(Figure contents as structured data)
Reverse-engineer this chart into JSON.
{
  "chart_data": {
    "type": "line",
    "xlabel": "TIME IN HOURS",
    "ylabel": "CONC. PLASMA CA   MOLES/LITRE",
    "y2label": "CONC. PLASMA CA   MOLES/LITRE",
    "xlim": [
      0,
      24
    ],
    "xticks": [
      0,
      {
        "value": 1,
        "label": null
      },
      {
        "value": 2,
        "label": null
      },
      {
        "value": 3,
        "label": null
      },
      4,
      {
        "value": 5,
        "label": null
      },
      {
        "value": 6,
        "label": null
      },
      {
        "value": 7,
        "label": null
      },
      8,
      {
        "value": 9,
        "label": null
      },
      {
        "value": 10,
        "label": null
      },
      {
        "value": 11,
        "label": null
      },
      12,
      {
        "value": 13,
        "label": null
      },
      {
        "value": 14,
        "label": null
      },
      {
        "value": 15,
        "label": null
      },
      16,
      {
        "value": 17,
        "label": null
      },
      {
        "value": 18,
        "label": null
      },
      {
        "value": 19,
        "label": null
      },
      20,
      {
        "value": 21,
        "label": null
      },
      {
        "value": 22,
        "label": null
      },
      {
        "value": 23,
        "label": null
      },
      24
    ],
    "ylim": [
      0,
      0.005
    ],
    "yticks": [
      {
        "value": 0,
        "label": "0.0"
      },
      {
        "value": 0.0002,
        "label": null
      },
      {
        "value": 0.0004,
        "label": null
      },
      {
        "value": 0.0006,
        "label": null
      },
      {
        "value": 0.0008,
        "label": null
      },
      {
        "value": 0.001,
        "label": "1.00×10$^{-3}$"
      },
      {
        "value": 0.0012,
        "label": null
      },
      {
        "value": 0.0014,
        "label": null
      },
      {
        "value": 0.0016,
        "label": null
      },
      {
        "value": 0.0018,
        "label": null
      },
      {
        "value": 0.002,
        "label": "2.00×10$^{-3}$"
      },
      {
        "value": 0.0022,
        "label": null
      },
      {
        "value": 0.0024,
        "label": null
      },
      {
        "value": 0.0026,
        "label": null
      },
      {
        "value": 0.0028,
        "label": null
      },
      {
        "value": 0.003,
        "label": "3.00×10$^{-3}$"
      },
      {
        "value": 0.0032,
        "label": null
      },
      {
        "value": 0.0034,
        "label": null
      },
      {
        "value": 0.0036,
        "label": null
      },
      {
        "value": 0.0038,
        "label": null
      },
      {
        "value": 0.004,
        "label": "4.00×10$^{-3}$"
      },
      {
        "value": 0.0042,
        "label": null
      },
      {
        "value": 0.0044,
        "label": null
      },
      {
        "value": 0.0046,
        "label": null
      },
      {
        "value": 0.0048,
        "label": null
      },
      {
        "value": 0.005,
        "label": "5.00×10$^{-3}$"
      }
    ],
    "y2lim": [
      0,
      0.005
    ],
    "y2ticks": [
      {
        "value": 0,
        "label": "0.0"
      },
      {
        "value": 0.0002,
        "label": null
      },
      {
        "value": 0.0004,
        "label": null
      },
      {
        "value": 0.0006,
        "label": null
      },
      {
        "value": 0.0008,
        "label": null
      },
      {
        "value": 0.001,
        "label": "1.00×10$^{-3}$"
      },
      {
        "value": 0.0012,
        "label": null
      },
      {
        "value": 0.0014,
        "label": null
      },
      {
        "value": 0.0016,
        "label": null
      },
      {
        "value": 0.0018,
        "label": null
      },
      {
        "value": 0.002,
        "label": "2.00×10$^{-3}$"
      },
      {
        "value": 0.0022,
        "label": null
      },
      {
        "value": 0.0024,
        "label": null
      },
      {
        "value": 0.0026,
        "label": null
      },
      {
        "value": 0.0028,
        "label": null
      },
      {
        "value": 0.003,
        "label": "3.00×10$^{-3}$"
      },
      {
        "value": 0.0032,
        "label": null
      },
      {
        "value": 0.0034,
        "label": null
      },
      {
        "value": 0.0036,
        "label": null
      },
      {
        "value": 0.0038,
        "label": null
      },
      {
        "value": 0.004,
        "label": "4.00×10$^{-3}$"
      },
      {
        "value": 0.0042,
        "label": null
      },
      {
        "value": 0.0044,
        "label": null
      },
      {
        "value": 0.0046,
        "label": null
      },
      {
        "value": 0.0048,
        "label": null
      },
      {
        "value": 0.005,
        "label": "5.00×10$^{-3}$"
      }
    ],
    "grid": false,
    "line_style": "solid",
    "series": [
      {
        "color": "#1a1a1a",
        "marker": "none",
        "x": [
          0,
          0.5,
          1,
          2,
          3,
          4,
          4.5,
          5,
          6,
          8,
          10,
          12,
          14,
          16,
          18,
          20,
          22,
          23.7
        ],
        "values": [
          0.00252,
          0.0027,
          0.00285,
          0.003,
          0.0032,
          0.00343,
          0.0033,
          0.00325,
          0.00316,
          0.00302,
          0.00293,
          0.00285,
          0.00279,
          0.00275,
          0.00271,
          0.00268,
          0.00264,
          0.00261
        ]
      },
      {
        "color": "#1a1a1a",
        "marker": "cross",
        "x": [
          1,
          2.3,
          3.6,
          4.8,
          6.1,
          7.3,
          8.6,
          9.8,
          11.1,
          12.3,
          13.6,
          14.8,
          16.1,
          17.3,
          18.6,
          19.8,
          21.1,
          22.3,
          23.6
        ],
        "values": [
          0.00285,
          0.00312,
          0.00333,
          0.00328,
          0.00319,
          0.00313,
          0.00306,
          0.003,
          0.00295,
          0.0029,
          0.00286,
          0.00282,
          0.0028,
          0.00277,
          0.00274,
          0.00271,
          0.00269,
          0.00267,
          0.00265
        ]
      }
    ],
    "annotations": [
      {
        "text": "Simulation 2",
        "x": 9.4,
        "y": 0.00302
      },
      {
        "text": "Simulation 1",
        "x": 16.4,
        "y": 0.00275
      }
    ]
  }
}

#### [Problem description]
Make an exact copy of the listing, including every line.

#### [Solution to this task]
Reverse-engineer this chart into JSON.
{
  "chart_data": {
    "type": "line",
    "xlabel": "TIME IN HOURS",
    "ylabel": "CONC. PLASMA CA   MOLES/LITRE",
    "y2label": "CONC. PLASMA CA   MOLES/LITRE",
    "xlim": [
      0,
      24
    ],
    "xticks": [
      0,
      {
        "value": 1,
        "label": null
      },
      {
        "value": 2,
        "label": null
      },
      {
        "value": 3,
        "label": null
      },
      4,
      {
        "value": 5,
        "label": null
      },
      {
        "value": 6,
        "label": null
      },
      {
        "value": 7,
        "label": null
      },
      8,
      {
        "value": 9,
        "label": null
      },
      {
        "value": 10,
        "label": null
      },
      {
        "value": 11,
        "label": null
      },
      12,
      {
        "value": 13,
        "label": null
      },
      {
        "value": 14,
        "label": null
      },
      {
        "value": 15,
        "label": null
      },
      16,
      {
        "value": 17,
        "label": null
      },
      {
        "value": 18,
        "label": null
      },
      {
        "value": 19,
        "label": null
      },
      20,
      {
        "value": 21,
        "label": null
      },
      {
        "value": 22,
        "label": null
      },
      {
        "value": 23,
        "label": null
      },
      24
    ],
    "ylim": [
      0,
      0.005
    ],
    "yticks": [
      {
        "value": 0,
        "label": "0.0"
      },
      {
        "value": 0.0002,
        "label": null
      },
      {
        "value": 0.0004,
        "label": null
      },
      {
        "value": 0.0006,
        "label": null
      },
      {
        "value": 0.0008,
        "label": null
      },
      {
        "value": 0.001,
        "label": "1.00×10$^{-3}$"
      },
      {
        "value": 0.0012,
        "label": null
      },
      {
        "value": 0.0014,
        "label": null
      },
      {
        "value": 0.0016,
        "label": null
      },
      {
        "value": 0.0018,
        "label": null
      },
      {
        "value": 0.002,
        "label": "2.00×10$^{-3}$"
      },
      {
        "value": 0.0022,
        "label": null
      },
      {
        "value": 0.0024,
        "label": null
      },
      {
        "value": 0.0026,
        "label": null
      },
      {
        "value": 0.0028,
        "label": null
      },
      {
        "value": 0.003,
        "label": "3.00×10$^{-3}$"
      },
      {
        "value": 0.0032,
        "label": null
      },
      {
        "value": 0.0034,
        "label": null
      },
      {
        "value": 0.0036,
        "label": null
      },
      {
        "value": 0.0038,
        "label": null
      },
      {
        "value": 0.004,
        "label": "4.00×10$^{-3}$"
      },
      {
        "value": 0.0042,
        "label": null
      },
      {
        "value": 0.0044,
        "label": null
      },
      {
        "value": 0.0046,
        "label": null
      },
      {
        "value": 0.0048,
        "label": null
      },
      {
        "value": 0.005,
        "label": "5.00×10$^{-3}$"
      }
    ],
    "y2lim": [
      0,
      0.005
    ],
    "y2ticks": [
      {
        "value": 0,
        "label": "0.0"
      },
      {
        "value": 0.0002,
        "label": null
      },
      {
        "value": 0.0004,
        "label": null
      },
      {
        "value": 0.0006,
        "label": null
      },
      {
        "value": 0.0008,
        "label": null
      },
      {
        "value": 0.001,
        "label": "1.00×10$^{-3}$"
      },
      {
        "value": 0.0012,
        "label": null
      },
      {
        "value": 0.0014,
        "label": null
      },
      {
        "value": 0.0016,
        "label": null
      },
      {
        "value": 0.0018,
        "label": null
      },
      {
        "value": 0.002,
        "label": "2.00×10$^{-3}$"
      },
      {
        "value": 0.0022,
        "label": null
      },
      {
        "value": 0.0024,
        "label": null
      },
      {
        "value": 0.0026,
        "label": null
      },
      {
        "value": 0.0028,
        "label": null
      },
      {
        "value": 0.003,
        "label": "3.00×10$^{-3}$"
      },
      {
        "value": 0.0032,
        "label": null
      },
      {
        "value": 0.0034,
        "label": null
      },
      {
        "value": 0.0036,
        "label": null
      },
      {
        "value": 0.0038,
        "label": null
      },
      {
        "value": 0.004,
        "label": "4.00×10$^{-3}$"
      },
      {
        "value": 0.0042,
        "label": null
      },
      {
        "value": 0.0044,
        "label": null
      },
      {
        "value": 0.0046,
        "label": null
      },
      {
        "value": 0.0048,
        "label": null
      },
      {
        "value": 0.005,
        "label": "5.00×10$^{-3}$"
      }
    ],
    "grid": false,
    "line_style": "solid",
    "series": [
      {
        "color": "#1a1a1a",
        "marker": "none",
        "x": [
          0,
          0.5,
          1,
          2,
          3,
          4,
          4.5,
          5,
          6,
          8,
          10,
          12,
          14,
          16,
          18,
          20,
          22,
          23.7
        ],
        "values": [
          0.00252,
          0.0027,
          0.00285,
          0.003,
          0.0032,
          0.00343,
          0.0033,
          0.00325,
          0.00316,
          0.00302,
          0.00293,
          0.00285,
          0.00279,
          0.00275,
          0.00271,
          0.00268,
          0.00264,
          0.00261
        ]
      },
      {
        "color": "#1a1a1a",
        "marker": "cross",
        "x": [
          1,
          2.3,
          3.6,
          4.8,
          6.1,
          7.3,
          8.6,
          9.8,
          11.1,
          12.3,
          13.6,
          14.8,
          16.1,
          17.3,
          18.6,
          19.8,
          21.1,
          22.3,
          23.6
        ],
        "values": [
          0.00285,
          0.00312,
          0.00333,
          0.00328,
          0.00319,
          0.00313,
          0.00306,
          0.003,
          0.00295,
          0.0029,
          0.00286,
          0.00282,
          0.0028,
          0.00277,
          0.00274,
          0.00271,
          0.00269,
          0.00267,
          0.00265
        ]
      }
    ],
    "annotations": [
      {
        "text": "Simulation 2",
        "x": 9.4,
        "y": 0.00302
      },
      {
        "text": "Simulation 1",
        "x": 16.4,
        "y": 0.00275
      }
    ]
  }
}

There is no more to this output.